-- Objective a --
Update the entries starting at the line containing "key-clear[interactable]: C [386, 524, 438, 564]" and ending at the line containing "brief-bullet: built in", changing "brief-bullet" to "brief-item" and leaving everything else as it is.

-- Document excerpt --
I just finished some benchmarks comparing various frame sizes on a couple of files we have. On our EMP file, record size generally ranges from 2k to 4k, although there are a few records as large as 30k. I created files with frame sizes of 2K, 4K, 6K, 8K, and 10K, populated them each with 22,000 records. For this load process, the 6K frame size was marginally the fastest. I don't have the statistics handy but will post them as a reply to this message. Following that, I performed a select using an indexed field to get a hit list that was not in the natural order of any of the files. After reading through the records, the gross read times were:

original file 22:30 105 Mb

2K frames 16:16 112 Mb

4K frames 13:47 120 Mb

6K frames 14:04 126 Mb

8K frames 14:29 131 Mb

10K frames 14:27 133 Mb

Bear in mind that the original file is fragmented compared to the others because it has had day-to-day I/O over a long period of time, whereas the others were created from scratch. I then performed the same test on the LISTS file, which has average record sizes of about 30K. I found no significant difference in read or write speed with any of the frame sizes. The packet size as defined by the NLM is 1458, which is optimal for our network, according to the NLM documentation.

Element location data:
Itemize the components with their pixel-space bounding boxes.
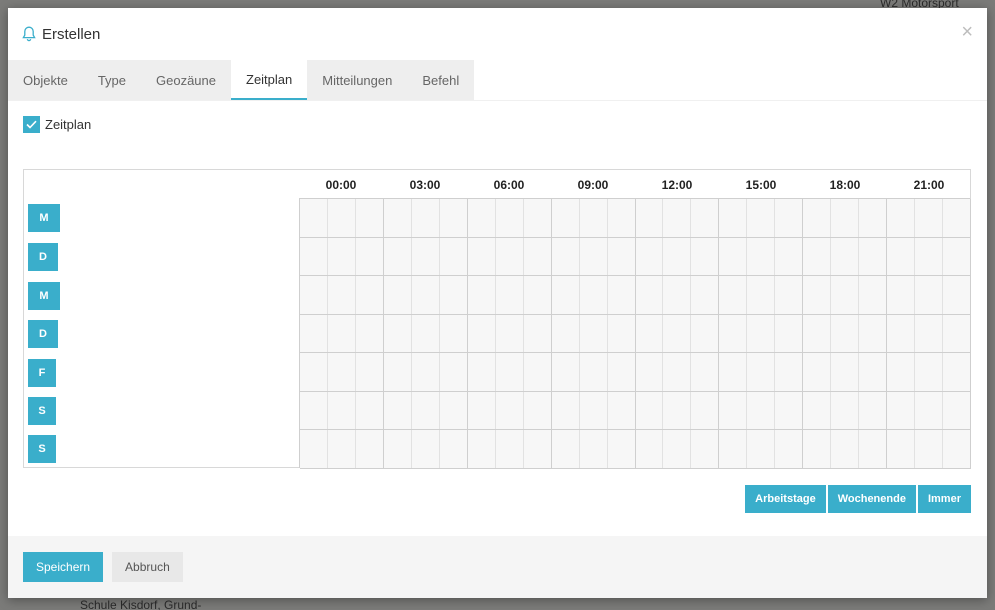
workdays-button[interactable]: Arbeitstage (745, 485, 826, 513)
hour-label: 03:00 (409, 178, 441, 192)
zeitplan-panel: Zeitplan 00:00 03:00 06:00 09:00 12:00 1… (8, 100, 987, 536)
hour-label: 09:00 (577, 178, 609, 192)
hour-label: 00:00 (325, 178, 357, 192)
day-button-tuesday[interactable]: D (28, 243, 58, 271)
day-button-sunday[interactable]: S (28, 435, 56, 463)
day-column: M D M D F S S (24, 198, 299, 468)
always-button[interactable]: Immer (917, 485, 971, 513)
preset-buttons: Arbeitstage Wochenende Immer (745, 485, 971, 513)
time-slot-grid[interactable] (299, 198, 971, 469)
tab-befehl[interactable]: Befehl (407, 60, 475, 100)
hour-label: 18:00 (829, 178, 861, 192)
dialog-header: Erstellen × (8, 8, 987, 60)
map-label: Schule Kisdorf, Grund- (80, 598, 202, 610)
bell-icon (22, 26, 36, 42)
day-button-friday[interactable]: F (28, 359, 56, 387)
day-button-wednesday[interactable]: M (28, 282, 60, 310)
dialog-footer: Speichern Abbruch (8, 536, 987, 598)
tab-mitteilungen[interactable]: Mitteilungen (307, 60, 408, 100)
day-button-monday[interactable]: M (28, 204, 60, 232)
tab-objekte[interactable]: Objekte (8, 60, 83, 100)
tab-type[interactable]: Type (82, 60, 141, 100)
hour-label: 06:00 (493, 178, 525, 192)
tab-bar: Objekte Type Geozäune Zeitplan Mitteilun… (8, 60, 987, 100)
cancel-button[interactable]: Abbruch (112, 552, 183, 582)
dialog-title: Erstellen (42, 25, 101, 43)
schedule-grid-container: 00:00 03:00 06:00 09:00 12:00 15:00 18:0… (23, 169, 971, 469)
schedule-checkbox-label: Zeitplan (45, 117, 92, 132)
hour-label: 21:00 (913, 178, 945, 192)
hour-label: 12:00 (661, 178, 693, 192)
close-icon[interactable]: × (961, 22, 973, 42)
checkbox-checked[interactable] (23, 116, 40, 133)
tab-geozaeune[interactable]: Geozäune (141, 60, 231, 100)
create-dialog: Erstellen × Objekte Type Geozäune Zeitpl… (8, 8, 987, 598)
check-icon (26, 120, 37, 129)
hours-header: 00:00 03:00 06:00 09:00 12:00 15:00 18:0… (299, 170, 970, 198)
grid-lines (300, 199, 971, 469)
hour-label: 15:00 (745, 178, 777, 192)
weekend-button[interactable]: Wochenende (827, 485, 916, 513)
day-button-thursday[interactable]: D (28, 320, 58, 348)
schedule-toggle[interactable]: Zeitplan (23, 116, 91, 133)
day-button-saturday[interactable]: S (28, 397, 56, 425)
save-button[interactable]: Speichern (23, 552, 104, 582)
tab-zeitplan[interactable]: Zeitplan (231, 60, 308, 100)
==
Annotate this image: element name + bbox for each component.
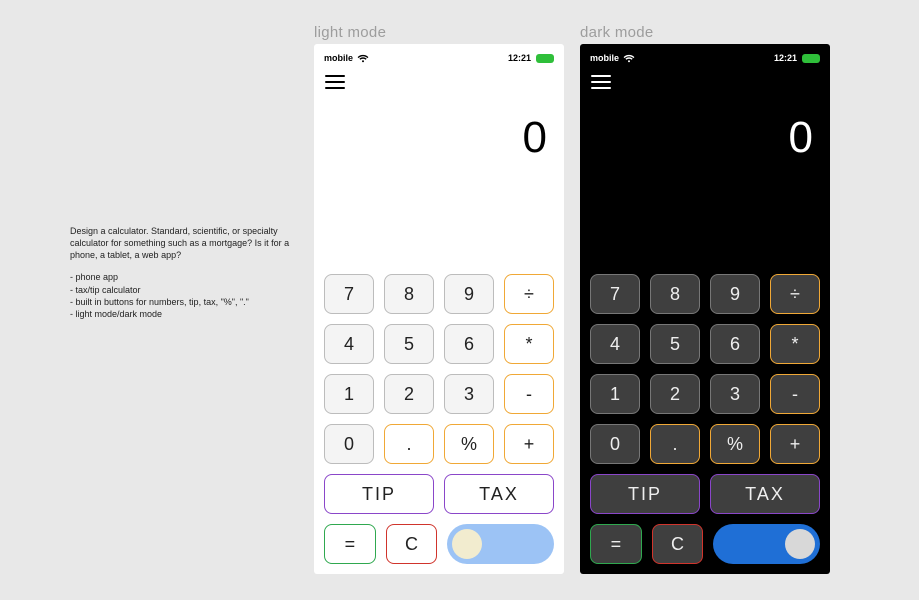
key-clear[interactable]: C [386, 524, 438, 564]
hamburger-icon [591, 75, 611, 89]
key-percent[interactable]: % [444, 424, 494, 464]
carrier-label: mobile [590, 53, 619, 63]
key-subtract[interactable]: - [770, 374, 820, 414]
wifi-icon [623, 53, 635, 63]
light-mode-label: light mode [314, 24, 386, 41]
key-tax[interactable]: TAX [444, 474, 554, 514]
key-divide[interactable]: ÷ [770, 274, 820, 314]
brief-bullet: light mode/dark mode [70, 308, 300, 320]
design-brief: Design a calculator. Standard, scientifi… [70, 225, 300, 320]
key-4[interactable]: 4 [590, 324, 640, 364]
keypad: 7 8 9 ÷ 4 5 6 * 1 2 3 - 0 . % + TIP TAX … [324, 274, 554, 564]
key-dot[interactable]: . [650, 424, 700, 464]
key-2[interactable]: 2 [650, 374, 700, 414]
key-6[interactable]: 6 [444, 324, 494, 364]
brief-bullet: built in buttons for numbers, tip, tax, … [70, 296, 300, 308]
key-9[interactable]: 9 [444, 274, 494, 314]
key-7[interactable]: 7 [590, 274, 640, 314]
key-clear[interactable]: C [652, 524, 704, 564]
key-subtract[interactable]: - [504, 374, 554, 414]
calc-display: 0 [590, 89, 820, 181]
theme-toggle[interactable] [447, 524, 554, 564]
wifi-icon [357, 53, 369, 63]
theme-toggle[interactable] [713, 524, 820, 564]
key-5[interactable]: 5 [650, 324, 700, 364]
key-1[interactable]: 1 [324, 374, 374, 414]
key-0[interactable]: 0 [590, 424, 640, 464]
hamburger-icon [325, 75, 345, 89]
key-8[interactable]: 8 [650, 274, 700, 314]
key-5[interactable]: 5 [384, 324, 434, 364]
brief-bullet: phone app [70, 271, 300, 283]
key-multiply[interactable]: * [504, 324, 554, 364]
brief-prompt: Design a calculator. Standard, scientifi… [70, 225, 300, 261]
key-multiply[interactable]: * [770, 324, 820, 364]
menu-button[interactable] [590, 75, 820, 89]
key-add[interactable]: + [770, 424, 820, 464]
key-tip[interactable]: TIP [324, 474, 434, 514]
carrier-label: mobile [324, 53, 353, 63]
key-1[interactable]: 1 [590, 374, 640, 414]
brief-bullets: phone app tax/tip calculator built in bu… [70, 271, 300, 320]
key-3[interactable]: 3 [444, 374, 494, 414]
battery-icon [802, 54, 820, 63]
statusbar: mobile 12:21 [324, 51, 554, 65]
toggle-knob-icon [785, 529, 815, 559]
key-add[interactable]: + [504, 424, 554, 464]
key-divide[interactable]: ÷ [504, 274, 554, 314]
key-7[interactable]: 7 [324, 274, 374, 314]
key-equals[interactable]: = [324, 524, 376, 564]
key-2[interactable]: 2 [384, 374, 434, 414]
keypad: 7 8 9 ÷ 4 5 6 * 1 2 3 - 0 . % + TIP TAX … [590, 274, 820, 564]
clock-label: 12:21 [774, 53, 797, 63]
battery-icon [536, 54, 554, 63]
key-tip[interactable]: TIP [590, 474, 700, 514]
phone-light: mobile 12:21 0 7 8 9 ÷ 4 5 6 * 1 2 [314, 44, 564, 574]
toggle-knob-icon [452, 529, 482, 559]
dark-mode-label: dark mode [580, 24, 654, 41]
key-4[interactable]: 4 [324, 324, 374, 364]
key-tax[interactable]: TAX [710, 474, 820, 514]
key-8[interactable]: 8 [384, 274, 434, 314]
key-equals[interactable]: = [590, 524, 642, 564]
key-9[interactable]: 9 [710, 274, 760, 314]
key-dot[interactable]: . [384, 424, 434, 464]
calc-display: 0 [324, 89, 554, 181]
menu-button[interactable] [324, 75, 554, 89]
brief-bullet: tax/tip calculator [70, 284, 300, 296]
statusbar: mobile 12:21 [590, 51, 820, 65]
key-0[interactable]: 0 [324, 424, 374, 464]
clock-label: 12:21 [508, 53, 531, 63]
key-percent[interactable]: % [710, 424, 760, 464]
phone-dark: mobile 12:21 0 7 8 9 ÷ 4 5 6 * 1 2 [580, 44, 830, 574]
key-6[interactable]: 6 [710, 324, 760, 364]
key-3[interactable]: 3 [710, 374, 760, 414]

-- Objective b --
Does the frame-size benchmark post support each statement? (i) The 6K frame size was marginally the fastest for the load process. (ii) On the LISTS file, read and write speeds differed significantly between frame sizes. (iii) The NLM defines a packet size of 1458.

-- Final result a --
key-clear[interactable]: C [386, 524, 438, 564]
hamburger-icon [591, 75, 611, 89]
key-percent[interactable]: % [444, 424, 494, 464]
carrier-label: mobile [590, 53, 619, 63]
key-subtract[interactable]: - [770, 374, 820, 414]
wifi-icon [623, 53, 635, 63]
light-mode-label: light mode [314, 24, 386, 41]
key-tax[interactable]: TAX [444, 474, 554, 514]
key-divide[interactable]: ÷ [770, 274, 820, 314]
brief-item: light mode/dark mode [70, 308, 300, 320]
design-brief: Design a calculator. Standard, scientifi… [70, 225, 300, 320]
key-4[interactable]: 4 [590, 324, 640, 364]
keypad: 7 8 9 ÷ 4 5 6 * 1 2 3 - 0 . % + TIP TAX … [324, 274, 554, 564]
key-dot[interactable]: . [650, 424, 700, 464]
key-2[interactable]: 2 [650, 374, 700, 414]
key-6[interactable]: 6 [444, 324, 494, 364]
brief-item: built in buttons for numbers, tip, tax, … [70, 296, 300, 308]

-- Final result b --
(i) Yes: "For this load process, the 6K frame size was marginally the fastest."
(ii) No: "I found no significant difference in read or write speed with any of the frame sizes."
(iii) Yes: "The packet size as defined by the NLM is 1458"